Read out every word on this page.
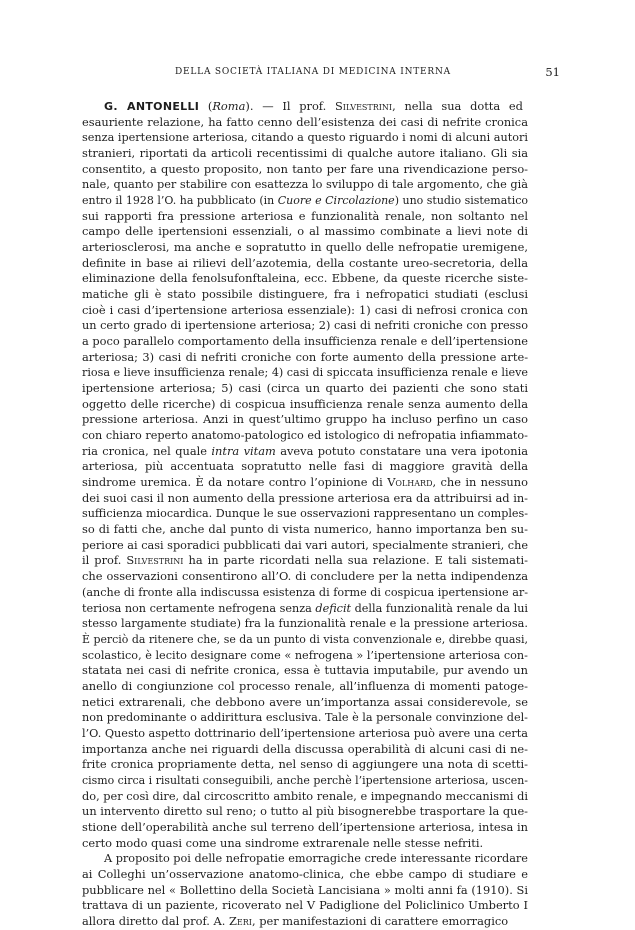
DELLA SOCIETÀ ITALIANA DI MEDICINA INTERNA	51
G. ANTONELLI (Roma). — Il prof. Silvestrini, nella sua dotta ed
esauriente relazione, ha fatto cenno dell’esistenza dei casi di nefrite cronica
senza ipertensione arteriosa, citando a questo riguardo i nomi di alcuni autori
stranieri, riportati da articoli recentissimi di qualche autore italiano. Gli sia
consentito, a questo proposito, non tanto per fare una rivendicazione perso-
nale, quanto per stabilire con esattezza lo sviluppo di tale argomento, che già
entro il 1928 l’O. ha pubblicato (in Cuore e Circolazione) uno studio sistematico
sui rapporti fra pressione arteriosa e funzionalità renale, non soltanto nel
campo delle ipertensioni essenziali, o al massimo combinate a lievi note di
arteriosclerosi, ma anche e sopratutto in quello delle nefropatie uremigene,
definite in base ai rilievi dell’azotemia, della costante ureo-secretoria, della
eliminazione della fenolsufonftaleina, ecc. Ebbene, da queste ricerche siste-
matiche gli è stato possibile distinguere, fra i nefropatici studiati (esclusi
cioè i casi d’ipertensione arteriosa essenziale): 1) casi di nefrosi cronica con
un certo grado di ipertensione arteriosa; 2) casi di nefriti croniche con presso
a poco parallelo comportamento della insufficienza renale e dell’ipertensione
arteriosa; 3) casi di nefriti croniche con forte aumento della pressione arte-
riosa e lieve insufficienza renale; 4) casi di spiccata insufficienza renale e lieve
ipertensione arteriosa; 5) casi (circa un quarto dei pazienti che sono stati
oggetto delle ricerche) di cospicua insufficienza renale senza aumento della
pressione arteriosa. Anzi in quest’ultimo gruppo ha incluso perfino un caso
con chiaro reperto anatomo-patologico ed istologico di nefropatia infiammato-
ria cronica, nel quale intra vitam aveva potuto constatare una vera ipotonia
arteriosa, più accentuata sopratutto nelle fasi di maggiore gravità della
sindrome uremica. È da notare contro l’opinione di Volhard, che in nessuno
dei suoi casi il non aumento della pressione arteriosa era da attribuirsi ad in-
sufficienza miocardica. Dunque le sue osservazioni rappresentano un comples-
so di fatti che, anche dal punto di vista numerico, hanno importanza ben su-
periore ai casi sporadici pubblicati dai vari autori, specialmente stranieri, che
il prof. Silvestrini ha in parte ricordati nella sua relazione. E tali sistemati-
che osservazioni consentirono all’O. di concludere per la netta indipendenza
(anche di fronte alla indiscussa esistenza di forme di cospicua ipertensione ar-
teriosa non certamente nefrogena senza deficit della funzionalità renale da lui
stesso largamente studiate) fra la funzionalità renale e la pressione arteriosa.
È perciò da ritenere che, se da un punto di vista convenzionale e, direbbe quasi,
scolastico, è lecito designare come « nefrogena » l’ipertensione arteriosa con-
statata nei casi di nefrite cronica, essa è tuttavia imputabile, pur avendo un
anello di congiunzione col processo renale, all’influenza di momenti patoge-
netici extrarenali, che debbono avere un’importanza assai considerevole, se
non predominante o addirittura esclusiva. Tale è la personale convinzione del-
l’O. Questo aspetto dottrinario dell’ipertensione arteriosa può avere una certa
importanza anche nei riguardi della discussa operabilità di alcuni casi di ne-
frite cronica propriamente detta, nel senso di aggiungere una nota di scetti-
cismo circa i risultati conseguibili, anche perchè l’ipertensione arteriosa, uscen-
do, per così dire, dal circoscritto ambito renale, e impegnando meccanismi di
un intervento diretto sul reno; o tutto al più bisognerebbe trasportare la que-
stione dell’operabilità anche sul terreno dell’ipertensione arteriosa, intesa in
certo modo quasi come una sindrome extrarenale nelle stesse nefriti.
A proposito poi delle nefropatie emorragiche crede interessante ricordare
ai Colleghi un’osservazione anatomo-clinica, che ebbe campo di studiare e
pubblicare nel « Bollettino della Società Lancisiana » molti anni fa (1910). Si
trattava di un paziente, ricoverato nel V Padiglione del Policlinico Umberto I
allora diretto dal prof. A. Zeri, per manifestazioni di carattere emorragico
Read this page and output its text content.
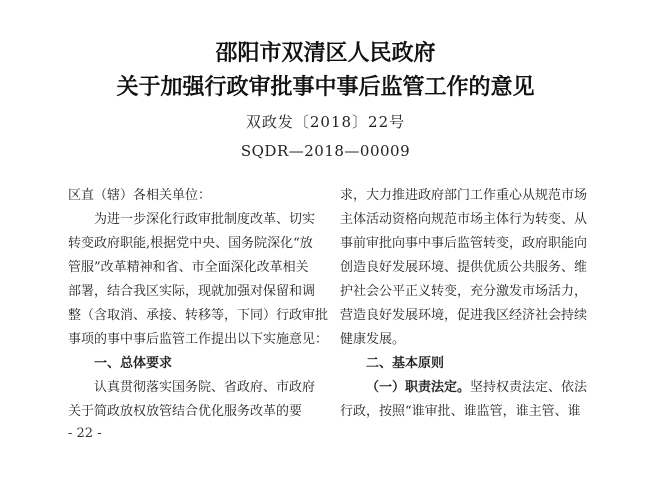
邵阳市双清区人民政府
关于加强行政审批事中事后监管工作的意见
双政发〔2018〕22号
SQDR—2018—00009
区直（辖）各相关单位：
为进一步深化行政审批制度改革、切实
转变政府职能,根据党中央、国务院深化“放
管服”改革精神和省、市全面深化改革相关
部署，结合我区实际，现就加强对保留和调
整（含取消、承接、转移等，下同）行政审批
事项的事中事后监管工作提出以下实施意见：
一、总体要求
认真贯彻落实国务院、省政府、市政府
关于简政放权放管结合优化服务改革的要
求，大力推进政府部门工作重心从规范市场
主体活动资格向规范市场主体行为转变、从
事前审批向事中事后监管转变，政府职能向
创造良好发展环境、提供优质公共服务、维
护社会公平正义转变，充分激发市场活力，
营造良好发展环境，促进我区经济社会持续
健康发展。
二、基本原则
（一）职责法定。坚持权责法定、依法
行政，按照“谁审批、谁监管，谁主管、谁
- 22 -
-------------------------
### Problem statement
Give only the number of lines in the data that hold the word "punto".

### The solution
2